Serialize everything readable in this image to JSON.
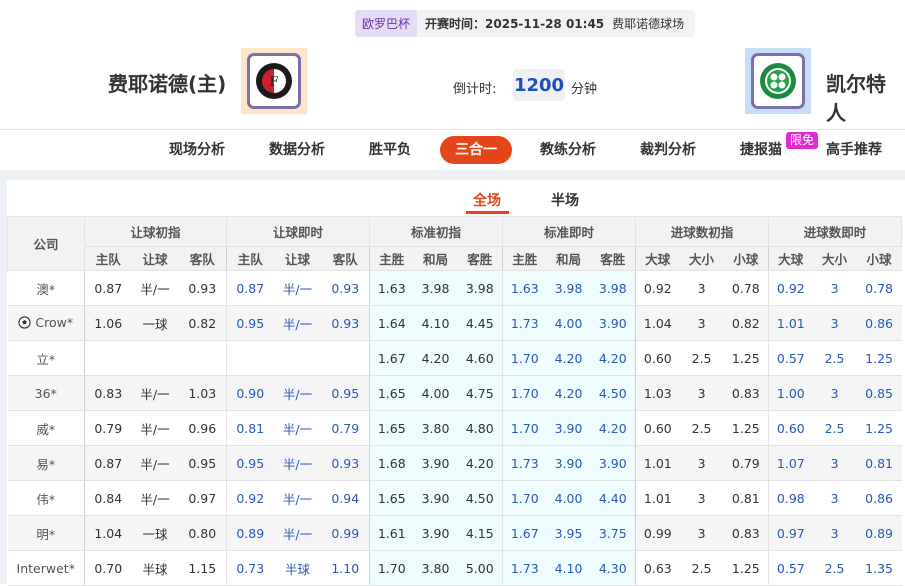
{
  "header": {
    "league": "欧罗巴杯",
    "kickoff": "开赛时间：2025-11-28 01:45",
    "venue": "费耶诺德球场",
    "home_team": "费耶诺德(主)",
    "away_team": "凯尔特人",
    "countdown_label": "倒计时:",
    "countdown_value": "1200",
    "countdown_unit": "分钟"
  },
  "nav": {
    "items": [
      "现场分析",
      "数据分析",
      "胜平负",
      "三合一",
      "教练分析",
      "裁判分析",
      "捷报猫",
      "高手推荐"
    ],
    "active": "三合一",
    "badge": "限免"
  },
  "tabs": {
    "full": "全场",
    "half": "半场",
    "active": "全场"
  },
  "colors": {
    "accent": "#e4461a",
    "live_value": "#2a58b8",
    "badge": "#e02bd0"
  },
  "table": {
    "company_header": "公司",
    "groups": [
      "让球初指",
      "让球即时",
      "标准初指",
      "标准即时",
      "进球数初指",
      "进球数即时"
    ],
    "subheaders": [
      "主队",
      "让球",
      "客队",
      "主队",
      "让球",
      "客队",
      "主胜",
      "和局",
      "客胜",
      "主胜",
      "和局",
      "客胜",
      "大球",
      "大小",
      "小球",
      "大球",
      "大小",
      "小球"
    ],
    "rows": [
      {
        "company": "澳*",
        "icon": null,
        "values": [
          "0.87",
          "半/一",
          "0.93",
          "0.87",
          "半/一",
          "0.93",
          "1.63",
          "3.98",
          "3.98",
          "1.63",
          "3.98",
          "3.98",
          "0.92",
          "3",
          "0.78",
          "0.92",
          "3",
          "0.78"
        ]
      },
      {
        "company": "Crow*",
        "icon": "soccer-ball-icon",
        "values": [
          "1.06",
          "一球",
          "0.82",
          "0.95",
          "半/一",
          "0.93",
          "1.64",
          "4.10",
          "4.45",
          "1.73",
          "4.00",
          "3.90",
          "1.04",
          "3",
          "0.82",
          "1.01",
          "3",
          "0.86"
        ]
      },
      {
        "company": "立*",
        "icon": null,
        "values": [
          "",
          "",
          "",
          "",
          "",
          "",
          "1.67",
          "4.20",
          "4.60",
          "1.70",
          "4.20",
          "4.20",
          "0.60",
          "2.5",
          "1.25",
          "0.57",
          "2.5",
          "1.25"
        ]
      },
      {
        "company": "36*",
        "icon": null,
        "values": [
          "0.83",
          "半/一",
          "1.03",
          "0.90",
          "半/一",
          "0.95",
          "1.65",
          "4.00",
          "4.75",
          "1.70",
          "4.20",
          "4.50",
          "1.03",
          "3",
          "0.83",
          "1.00",
          "3",
          "0.85"
        ]
      },
      {
        "company": "威*",
        "icon": null,
        "values": [
          "0.79",
          "半/一",
          "0.96",
          "0.81",
          "半/一",
          "0.79",
          "1.65",
          "3.80",
          "4.80",
          "1.70",
          "3.90",
          "4.20",
          "0.60",
          "2.5",
          "1.25",
          "0.60",
          "2.5",
          "1.25"
        ]
      },
      {
        "company": "易*",
        "icon": null,
        "values": [
          "0.87",
          "半/一",
          "0.95",
          "0.95",
          "半/一",
          "0.93",
          "1.68",
          "3.90",
          "4.20",
          "1.73",
          "3.90",
          "3.90",
          "1.01",
          "3",
          "0.79",
          "1.07",
          "3",
          "0.81"
        ]
      },
      {
        "company": "伟*",
        "icon": null,
        "values": [
          "0.84",
          "半/一",
          "0.97",
          "0.92",
          "半/一",
          "0.94",
          "1.65",
          "3.90",
          "4.50",
          "1.70",
          "4.00",
          "4.40",
          "1.01",
          "3",
          "0.81",
          "0.98",
          "3",
          "0.86"
        ]
      },
      {
        "company": "明*",
        "icon": null,
        "values": [
          "1.04",
          "一球",
          "0.80",
          "0.89",
          "半/一",
          "0.99",
          "1.61",
          "3.90",
          "4.15",
          "1.67",
          "3.95",
          "3.75",
          "0.99",
          "3",
          "0.83",
          "0.97",
          "3",
          "0.89"
        ]
      },
      {
        "company": "Interwet*",
        "icon": null,
        "values": [
          "0.70",
          "半球",
          "1.15",
          "0.73",
          "半球",
          "1.10",
          "1.70",
          "3.80",
          "5.00",
          "1.73",
          "4.10",
          "4.30",
          "0.63",
          "2.5",
          "1.25",
          "0.57",
          "2.5",
          "1.35"
        ]
      }
    ]
  }
}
◇ ◇ ◇ ◇
▶ [STATED TASK] Skip the pictures and print each record exactly as it stands.

▶ [WRITTEN RESPONSE]
Serialize everything readable in this image to JSON.
{
  "header": {
    "league": "欧罗巴杯",
    "kickoff": "开赛时间：2025-11-28 01:45",
    "venue": "费耶诺德球场",
    "home_team": "费耶诺德(主)",
    "away_team": "凯尔特人",
    "countdown_label": "倒计时:",
    "countdown_value": "1200",
    "countdown_unit": "分钟"
  },
  "nav": {
    "items": [
      "现场分析",
      "数据分析",
      "胜平负",
      "三合一",
      "教练分析",
      "裁判分析",
      "捷报猫",
      "高手推荐"
    ],
    "active": "三合一",
    "badge": "限免"
  },
  "tabs": {
    "full": "全场",
    "half": "半场",
    "active": "全场"
  },
  "colors": {
    "accent": "#e4461a",
    "live_value": "#2a58b8",
    "badge": "#e02bd0"
  },
  "table": {
    "company_header": "公司",
    "groups": [
      "让球初指",
      "让球即时",
      "标准初指",
      "标准即时",
      "进球数初指",
      "进球数即时"
    ],
    "subheaders": [
      "主队",
      "让球",
      "客队",
      "主队",
      "让球",
      "客队",
      "主胜",
      "和局",
      "客胜",
      "主胜",
      "和局",
      "客胜",
      "大球",
      "大小",
      "小球",
      "大球",
      "大小",
      "小球"
    ],
    "rows": [
      {
        "company": "澳*",
        "icon": null,
        "values": [
          "0.87",
          "半/一",
          "0.93",
          "0.87",
          "半/一",
          "0.93",
          "1.63",
          "3.98",
          "3.98",
          "1.63",
          "3.98",
          "3.98",
          "0.92",
          "3",
          "0.78",
          "0.92",
          "3",
          "0.78"
        ]
      },
      {
        "company": "Crow*",
        "icon": "soccer-ball-icon",
        "values": [
          "1.06",
          "一球",
          "0.82",
          "0.95",
          "半/一",
          "0.93",
          "1.64",
          "4.10",
          "4.45",
          "1.73",
          "4.00",
          "3.90",
          "1.04",
          "3",
          "0.82",
          "1.01",
          "3",
          "0.86"
        ]
      },
      {
        "company": "立*",
        "icon": null,
        "values": [
          "",
          "",
          "",
          "",
          "",
          "",
          "1.67",
          "4.20",
          "4.60",
          "1.70",
          "4.20",
          "4.20",
          "0.60",
          "2.5",
          "1.25",
          "0.57",
          "2.5",
          "1.25"
        ]
      },
      {
        "company": "36*",
        "icon": null,
        "values": [
          "0.83",
          "半/一",
          "1.03",
          "0.90",
          "半/一",
          "0.95",
          "1.65",
          "4.00",
          "4.75",
          "1.70",
          "4.20",
          "4.50",
          "1.03",
          "3",
          "0.83",
          "1.00",
          "3",
          "0.85"
        ]
      },
      {
        "company": "威*",
        "icon": null,
        "values": [
          "0.79",
          "半/一",
          "0.96",
          "0.81",
          "半/一",
          "0.79",
          "1.65",
          "3.80",
          "4.80",
          "1.70",
          "3.90",
          "4.20",
          "0.60",
          "2.5",
          "1.25",
          "0.60",
          "2.5",
          "1.25"
        ]
      },
      {
        "company": "易*",
        "icon": null,
        "values": [
          "0.87",
          "半/一",
          "0.95",
          "0.95",
          "半/一",
          "0.93",
          "1.68",
          "3.90",
          "4.20",
          "1.73",
          "3.90",
          "3.90",
          "1.01",
          "3",
          "0.79",
          "1.07",
          "3",
          "0.81"
        ]
      },
      {
        "company": "伟*",
        "icon": null,
        "values": [
          "0.84",
          "半/一",
          "0.97",
          "0.92",
          "半/一",
          "0.94",
          "1.65",
          "3.90",
          "4.50",
          "1.70",
          "4.00",
          "4.40",
          "1.01",
          "3",
          "0.81",
          "0.98",
          "3",
          "0.86"
        ]
      },
      {
        "company": "明*",
        "icon": null,
        "values": [
          "1.04",
          "一球",
          "0.80",
          "0.89",
          "半/一",
          "0.99",
          "1.61",
          "3.90",
          "4.15",
          "1.67",
          "3.95",
          "3.75",
          "0.99",
          "3",
          "0.83",
          "0.97",
          "3",
          "0.89"
        ]
      },
      {
        "company": "Interwet*",
        "icon": null,
        "values": [
          "0.70",
          "半球",
          "1.15",
          "0.73",
          "半球",
          "1.10",
          "1.70",
          "3.80",
          "5.00",
          "1.73",
          "4.10",
          "4.30",
          "0.63",
          "2.5",
          "1.25",
          "0.57",
          "2.5",
          "1.35"
        ]
      }
    ]
  }
}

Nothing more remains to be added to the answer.